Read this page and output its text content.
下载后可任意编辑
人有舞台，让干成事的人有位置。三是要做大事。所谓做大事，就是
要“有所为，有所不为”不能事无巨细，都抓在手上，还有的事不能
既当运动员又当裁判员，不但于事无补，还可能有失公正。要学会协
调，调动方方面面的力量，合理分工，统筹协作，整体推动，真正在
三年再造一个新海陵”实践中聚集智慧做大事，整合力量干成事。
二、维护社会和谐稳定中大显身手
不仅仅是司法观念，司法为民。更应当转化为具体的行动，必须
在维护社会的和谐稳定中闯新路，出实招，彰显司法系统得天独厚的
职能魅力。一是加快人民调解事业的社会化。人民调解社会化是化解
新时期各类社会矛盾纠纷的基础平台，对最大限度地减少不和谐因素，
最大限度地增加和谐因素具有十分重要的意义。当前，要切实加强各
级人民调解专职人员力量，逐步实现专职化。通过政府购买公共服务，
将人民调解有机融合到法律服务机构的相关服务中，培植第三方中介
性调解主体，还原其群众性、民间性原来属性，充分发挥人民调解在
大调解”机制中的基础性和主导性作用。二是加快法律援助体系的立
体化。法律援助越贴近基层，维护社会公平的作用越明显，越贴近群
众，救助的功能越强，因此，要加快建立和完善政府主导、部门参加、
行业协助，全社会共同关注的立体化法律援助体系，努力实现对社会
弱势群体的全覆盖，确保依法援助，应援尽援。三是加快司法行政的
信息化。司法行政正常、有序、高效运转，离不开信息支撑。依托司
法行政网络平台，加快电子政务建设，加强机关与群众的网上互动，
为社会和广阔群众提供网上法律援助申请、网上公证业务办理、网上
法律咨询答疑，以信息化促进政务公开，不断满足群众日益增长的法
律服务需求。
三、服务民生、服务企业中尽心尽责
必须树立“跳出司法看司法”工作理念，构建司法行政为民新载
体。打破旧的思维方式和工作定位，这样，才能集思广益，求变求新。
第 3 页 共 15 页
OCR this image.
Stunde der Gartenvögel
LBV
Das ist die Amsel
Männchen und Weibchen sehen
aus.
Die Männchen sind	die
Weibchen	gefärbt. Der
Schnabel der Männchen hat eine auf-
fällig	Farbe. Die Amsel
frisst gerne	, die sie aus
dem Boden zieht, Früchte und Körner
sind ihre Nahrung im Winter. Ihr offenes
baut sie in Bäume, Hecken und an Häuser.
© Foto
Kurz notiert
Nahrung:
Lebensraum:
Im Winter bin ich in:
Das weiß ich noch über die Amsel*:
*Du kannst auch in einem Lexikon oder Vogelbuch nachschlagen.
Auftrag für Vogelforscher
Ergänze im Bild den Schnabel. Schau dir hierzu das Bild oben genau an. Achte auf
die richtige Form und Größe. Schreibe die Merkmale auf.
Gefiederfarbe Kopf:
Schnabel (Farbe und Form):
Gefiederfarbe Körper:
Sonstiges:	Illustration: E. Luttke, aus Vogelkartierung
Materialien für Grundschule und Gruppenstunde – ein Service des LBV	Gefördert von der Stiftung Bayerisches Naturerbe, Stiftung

________________

# BRIEF
Every record should be given again exactly.

# EXERCISE RESPONSE
Read this page and output its text content.
下载后可任意编辑
人有舞台，让干成事的人有位置。三是要做大事。所谓做大事，就是
要“有所为，有所不为”不能事无巨细，都抓在手上，还有的事不能
既当运动员又当裁判员，不但于事无补，还可能有失公正。要学会协
调，调动方方面面的力量，合理分工，统筹协作，整体推动，真正在
三年再造一个新海陵”实践中聚集智慧做大事，整合力量干成事。
二、维护社会和谐稳定中大显身手
不仅仅是司法观念，司法为民。更应当转化为具体的行动，必须
在维护社会的和谐稳定中闯新路，出实招，彰显司法系统得天独厚的
职能魅力。一是加快人民调解事业的社会化。人民调解社会化是化解
新时期各类社会矛盾纠纷的基础平台，对最大限度地减少不和谐因素，
最大限度地增加和谐因素具有十分重要的意义。当前，要切实加强各
级人民调解专职人员力量，逐步实现专职化。通过政府购买公共服务，
将人民调解有机融合到法律服务机构的相关服务中，培植第三方中介
性调解主体，还原其群众性、民间性原来属性，充分发挥人民调解在
大调解”机制中的基础性和主导性作用。二是加快法律援助体系的立
体化。法律援助越贴近基层，维护社会公平的作用越明显，越贴近群
众，救助的功能越强，因此，要加快建立和完善政府主导、部门参加、
行业协助，全社会共同关注的立体化法律援助体系，努力实现对社会
弱势群体的全覆盖，确保依法援助，应援尽援。三是加快司法行政的
信息化。司法行政正常、有序、高效运转，离不开信息支撑。依托司
法行政网络平台，加快电子政务建设，加强机关与群众的网上互动，
为社会和广阔群众提供网上法律援助申请、网上公证业务办理、网上
法律咨询答疑，以信息化促进政务公开，不断满足群众日益增长的法
律服务需求。
三、服务民生、服务企业中尽心尽责
必须树立“跳出司法看司法”工作理念，构建司法行政为民新载
体。打破旧的思维方式和工作定位，这样，才能集思广益，求变求新。
第 3 页 共 15 页
OCR this image.
Stunde der Gartenvögel
LBV
Das ist die Amsel
Männchen und Weibchen sehen
aus.
Die Männchen sind	die
Weibchen	gefärbt. Der
Schnabel der Männchen hat eine auf-
fällig	Farbe. Die Amsel
frisst gerne	, die sie aus
dem Boden zieht, Früchte und Körner
sind ihre Nahrung im Winter. Ihr offenes
baut sie in Bäume, Hecken und an Häuser.
© Foto
Kurz notiert
Nahrung:
Lebensraum:
Im Winter bin ich in:
Das weiß ich noch über die Amsel*:
*Du kannst auch in einem Lexikon oder Vogelbuch nachschlagen.
Auftrag für Vogelforscher
Ergänze im Bild den Schnabel. Schau dir hierzu das Bild oben genau an. Achte auf
die richtige Form und Größe. Schreibe die Merkmale auf.
Gefiederfarbe Kopf:
Schnabel (Farbe und Form):
Gefiederfarbe Körper:
Sonstiges:	Illustration: E. Luttke, aus Vogelkartierung
Materialien für Grundschule und Gruppenstunde – ein Service des LBV	Gefördert von der Stiftung Bayerisches Naturerbe, Stiftung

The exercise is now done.